→ Extracted entries
--- begin ---

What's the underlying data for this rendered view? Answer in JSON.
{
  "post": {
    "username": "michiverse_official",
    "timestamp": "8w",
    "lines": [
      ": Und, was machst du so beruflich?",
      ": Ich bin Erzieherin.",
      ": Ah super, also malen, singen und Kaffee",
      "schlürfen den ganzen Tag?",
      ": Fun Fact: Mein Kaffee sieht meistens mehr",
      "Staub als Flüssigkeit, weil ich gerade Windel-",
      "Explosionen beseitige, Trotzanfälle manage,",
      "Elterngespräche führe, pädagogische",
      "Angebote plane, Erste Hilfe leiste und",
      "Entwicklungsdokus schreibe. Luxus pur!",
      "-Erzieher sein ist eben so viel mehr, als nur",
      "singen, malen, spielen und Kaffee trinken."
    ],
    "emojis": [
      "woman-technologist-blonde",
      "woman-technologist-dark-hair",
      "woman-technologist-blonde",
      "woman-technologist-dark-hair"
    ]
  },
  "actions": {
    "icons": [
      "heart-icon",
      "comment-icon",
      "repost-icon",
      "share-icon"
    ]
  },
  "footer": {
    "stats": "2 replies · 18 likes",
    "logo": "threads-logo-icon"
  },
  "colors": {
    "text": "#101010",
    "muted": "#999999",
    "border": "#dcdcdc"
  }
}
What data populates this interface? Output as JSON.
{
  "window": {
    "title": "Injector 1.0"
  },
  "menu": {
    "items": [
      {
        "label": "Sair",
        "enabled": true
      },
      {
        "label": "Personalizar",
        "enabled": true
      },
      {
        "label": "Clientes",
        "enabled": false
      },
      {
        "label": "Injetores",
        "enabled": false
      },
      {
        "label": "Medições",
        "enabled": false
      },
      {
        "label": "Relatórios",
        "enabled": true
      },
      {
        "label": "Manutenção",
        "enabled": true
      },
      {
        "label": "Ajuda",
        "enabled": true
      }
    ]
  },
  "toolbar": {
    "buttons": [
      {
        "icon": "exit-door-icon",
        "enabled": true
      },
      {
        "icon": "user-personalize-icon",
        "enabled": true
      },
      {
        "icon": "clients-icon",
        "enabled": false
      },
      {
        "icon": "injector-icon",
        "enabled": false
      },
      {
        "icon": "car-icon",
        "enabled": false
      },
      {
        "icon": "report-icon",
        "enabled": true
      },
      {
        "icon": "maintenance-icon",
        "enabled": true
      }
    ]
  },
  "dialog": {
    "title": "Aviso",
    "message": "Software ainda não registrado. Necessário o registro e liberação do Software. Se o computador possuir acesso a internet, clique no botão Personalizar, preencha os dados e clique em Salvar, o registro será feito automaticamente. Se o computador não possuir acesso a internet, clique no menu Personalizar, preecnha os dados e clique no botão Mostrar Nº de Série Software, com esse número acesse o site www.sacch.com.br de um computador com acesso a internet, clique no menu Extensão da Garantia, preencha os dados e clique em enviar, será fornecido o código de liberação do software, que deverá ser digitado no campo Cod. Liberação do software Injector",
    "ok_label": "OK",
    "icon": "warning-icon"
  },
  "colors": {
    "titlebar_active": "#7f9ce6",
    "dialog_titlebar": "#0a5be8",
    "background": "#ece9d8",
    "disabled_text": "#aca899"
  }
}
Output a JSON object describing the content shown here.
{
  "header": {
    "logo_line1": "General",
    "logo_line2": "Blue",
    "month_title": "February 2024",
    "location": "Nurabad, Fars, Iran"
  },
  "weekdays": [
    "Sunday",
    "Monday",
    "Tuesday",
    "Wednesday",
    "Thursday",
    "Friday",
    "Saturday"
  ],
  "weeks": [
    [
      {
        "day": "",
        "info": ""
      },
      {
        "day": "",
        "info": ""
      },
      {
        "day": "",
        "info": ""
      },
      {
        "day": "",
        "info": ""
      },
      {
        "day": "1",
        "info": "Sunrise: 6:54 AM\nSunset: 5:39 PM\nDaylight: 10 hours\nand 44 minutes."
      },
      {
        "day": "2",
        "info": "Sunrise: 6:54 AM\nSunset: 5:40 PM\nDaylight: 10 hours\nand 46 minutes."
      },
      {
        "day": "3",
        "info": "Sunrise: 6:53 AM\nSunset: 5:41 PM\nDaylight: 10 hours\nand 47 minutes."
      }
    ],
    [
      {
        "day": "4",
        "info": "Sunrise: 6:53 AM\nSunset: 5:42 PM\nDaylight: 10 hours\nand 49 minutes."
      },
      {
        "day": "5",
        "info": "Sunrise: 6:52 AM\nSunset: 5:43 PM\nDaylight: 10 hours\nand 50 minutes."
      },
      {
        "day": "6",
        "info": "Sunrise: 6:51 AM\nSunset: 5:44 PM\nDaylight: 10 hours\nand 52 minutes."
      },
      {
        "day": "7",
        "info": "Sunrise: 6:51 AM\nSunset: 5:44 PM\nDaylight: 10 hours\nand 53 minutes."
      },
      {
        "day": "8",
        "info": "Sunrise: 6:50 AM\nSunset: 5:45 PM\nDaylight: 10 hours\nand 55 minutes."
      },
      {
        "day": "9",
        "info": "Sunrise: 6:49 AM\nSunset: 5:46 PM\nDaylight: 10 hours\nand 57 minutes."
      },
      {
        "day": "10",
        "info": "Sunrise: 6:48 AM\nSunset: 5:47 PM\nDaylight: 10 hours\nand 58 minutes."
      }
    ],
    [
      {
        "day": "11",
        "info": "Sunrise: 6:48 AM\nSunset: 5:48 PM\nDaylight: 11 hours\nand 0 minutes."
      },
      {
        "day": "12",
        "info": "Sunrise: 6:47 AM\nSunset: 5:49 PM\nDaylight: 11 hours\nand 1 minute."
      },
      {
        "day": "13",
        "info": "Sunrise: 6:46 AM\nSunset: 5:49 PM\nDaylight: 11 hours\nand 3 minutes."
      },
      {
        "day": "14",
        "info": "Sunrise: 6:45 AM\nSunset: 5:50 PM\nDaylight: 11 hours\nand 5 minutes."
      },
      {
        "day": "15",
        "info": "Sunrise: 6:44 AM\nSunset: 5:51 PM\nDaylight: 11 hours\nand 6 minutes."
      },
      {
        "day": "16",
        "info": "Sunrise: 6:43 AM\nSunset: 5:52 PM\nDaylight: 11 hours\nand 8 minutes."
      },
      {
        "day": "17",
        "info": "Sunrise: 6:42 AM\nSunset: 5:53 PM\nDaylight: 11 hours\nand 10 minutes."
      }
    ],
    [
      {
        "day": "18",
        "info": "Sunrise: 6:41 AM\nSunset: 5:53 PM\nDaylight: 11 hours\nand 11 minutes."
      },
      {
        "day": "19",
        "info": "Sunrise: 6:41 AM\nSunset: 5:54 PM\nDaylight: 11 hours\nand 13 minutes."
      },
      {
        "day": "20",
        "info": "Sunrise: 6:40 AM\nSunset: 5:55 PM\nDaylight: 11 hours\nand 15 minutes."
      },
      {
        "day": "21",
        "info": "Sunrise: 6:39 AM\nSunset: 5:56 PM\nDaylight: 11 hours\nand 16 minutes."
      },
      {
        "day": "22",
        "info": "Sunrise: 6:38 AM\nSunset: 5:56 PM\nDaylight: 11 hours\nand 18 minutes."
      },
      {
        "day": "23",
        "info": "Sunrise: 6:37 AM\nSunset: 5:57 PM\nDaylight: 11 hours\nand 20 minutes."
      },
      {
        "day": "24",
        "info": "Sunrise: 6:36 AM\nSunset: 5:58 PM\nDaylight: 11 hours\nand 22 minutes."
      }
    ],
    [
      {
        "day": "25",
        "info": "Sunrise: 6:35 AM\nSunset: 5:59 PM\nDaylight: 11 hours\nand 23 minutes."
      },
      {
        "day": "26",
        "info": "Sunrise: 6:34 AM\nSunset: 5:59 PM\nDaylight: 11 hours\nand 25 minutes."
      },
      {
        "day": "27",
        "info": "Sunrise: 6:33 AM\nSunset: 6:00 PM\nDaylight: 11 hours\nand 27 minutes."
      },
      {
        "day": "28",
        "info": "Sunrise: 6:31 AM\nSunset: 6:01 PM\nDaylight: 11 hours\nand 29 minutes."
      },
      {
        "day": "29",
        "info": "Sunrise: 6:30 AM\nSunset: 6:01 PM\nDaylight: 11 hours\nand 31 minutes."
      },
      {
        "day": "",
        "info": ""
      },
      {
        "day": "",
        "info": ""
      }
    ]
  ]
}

--- end ---

→ Task directions
Of the lines above, how many contain the word "hair"? Provide the number and nothing else.

→ Answer to this problem
2